_What this task involves_: Scan the lines below; pull out those with "title".

Dataset excerpts:
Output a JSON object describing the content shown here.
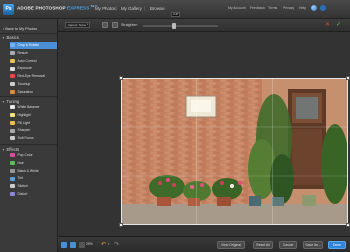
{
  "topbar": {
    "logo_letter": "Ps",
    "brand_prefix": "ADOBE",
    "brand_main": "PHOTOSHOP",
    "brand_express": "EXPRESS",
    "brand_beta": "BETA",
    "nav": [
      "My Photos",
      "My Gallery",
      "Browse"
    ],
    "nav_sep": "|",
    "links": [
      "My Account",
      "Feedback",
      "Terms",
      "Privacy",
      "Help"
    ]
  },
  "sidebar": {
    "back_label": "‹ Back to My Photos",
    "sections": [
      {
        "title": "Basics",
        "items": [
          {
            "label": "Crop & Rotate",
            "icon": "crop-rotate-icon",
            "color": "#6fb2ff",
            "selected": true
          },
          {
            "label": "Resize",
            "icon": "resize-icon",
            "color": "#aab",
            "selected": false
          },
          {
            "label": "Auto Correct",
            "icon": "auto-correct-icon",
            "color": "#e8c24a",
            "selected": false
          },
          {
            "label": "Exposure",
            "icon": "exposure-icon",
            "color": "#ddd",
            "selected": false
          },
          {
            "label": "Red-Eye Removal",
            "icon": "red-eye-icon",
            "color": "#e04a4a",
            "selected": false
          },
          {
            "label": "Touchup",
            "icon": "touchup-icon",
            "color": "#ccc",
            "selected": false
          },
          {
            "label": "Saturation",
            "icon": "saturation-icon",
            "color": "#e08a3a",
            "selected": false
          }
        ]
      },
      {
        "title": "Tuning",
        "items": [
          {
            "label": "White Balance",
            "icon": "white-balance-icon",
            "color": "#e8e8e8",
            "selected": false
          },
          {
            "label": "Highlight",
            "icon": "highlight-icon",
            "color": "#f5e07a",
            "selected": false
          },
          {
            "label": "Fill Light",
            "icon": "fill-light-icon",
            "color": "#f0c040",
            "selected": false
          },
          {
            "label": "Sharpen",
            "icon": "sharpen-icon",
            "color": "#aaa",
            "selected": false
          },
          {
            "label": "Soft Focus",
            "icon": "soft-focus-icon",
            "color": "#ccc",
            "selected": false
          }
        ]
      },
      {
        "title": "Effects",
        "items": [
          {
            "label": "Pop Color",
            "icon": "pop-color-icon",
            "color": "#d84a9c",
            "selected": false
          },
          {
            "label": "Hue",
            "icon": "hue-icon",
            "color": "#5ac05a",
            "selected": false
          },
          {
            "label": "Black & White",
            "icon": "black-white-icon",
            "color": "#999",
            "selected": false
          },
          {
            "label": "Tint",
            "icon": "tint-icon",
            "color": "#5aa0e0",
            "selected": false
          },
          {
            "label": "Sketch",
            "icon": "sketch-icon",
            "color": "#ccc",
            "selected": false
          },
          {
            "label": "Distort",
            "icon": "distort-icon",
            "color": "#88d",
            "selected": false
          }
        ]
      }
    ]
  },
  "toolbar": {
    "aspect_label": "Aspect: None",
    "straighten_label": "Straighten",
    "tooltip": "-0.47",
    "rotate_icon": "rotate-icon",
    "flip_icon": "flip-icon",
    "cancel_icon": "cancel-x-icon",
    "confirm_icon": "confirm-check-icon"
  },
  "bottombar": {
    "zoom": "25%",
    "buttons": [
      "View Original",
      "Reset All",
      "Cancel",
      "Save As..."
    ],
    "done_label": "Done"
  },
  "colors": {
    "accent": "#4a8fd6",
    "primary_button": "#2f86d8",
    "undo_orange": "#e39a2e"
  }
}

_Complete response_:
        "title": "Basics",
        "title": "Tuning",
        "title": "Effects",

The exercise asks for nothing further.